> [What to work on]: Write out the records below word for word, please.
--- Begin Data supplied ---
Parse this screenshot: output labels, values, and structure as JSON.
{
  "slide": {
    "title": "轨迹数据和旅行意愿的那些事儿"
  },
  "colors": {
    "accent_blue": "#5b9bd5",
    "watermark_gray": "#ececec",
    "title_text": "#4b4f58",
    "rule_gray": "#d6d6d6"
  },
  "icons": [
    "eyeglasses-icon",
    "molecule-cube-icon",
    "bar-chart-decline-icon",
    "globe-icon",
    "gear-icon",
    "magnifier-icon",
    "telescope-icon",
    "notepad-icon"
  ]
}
--- End Data supplied ---
> [Task result]:
Parse this screenshot: output labels, values, and structure as JSON.
{
  "slide": {
    "title": "轨迹数据和旅行意愿的那些事儿"
  },
  "colors": {
    "accent_blue": "#5b9bd5",
    "watermark_gray": "#ececec",
    "title_text": "#4b4f58",
    "rule_gray": "#d6d6d6"
  },
  "icons": [
    "eyeglasses-icon",
    "molecule-cube-icon",
    "bar-chart-decline-icon",
    "globe-icon",
    "gear-icon",
    "magnifier-icon",
    "telescope-icon",
    "notepad-icon"
  ]
}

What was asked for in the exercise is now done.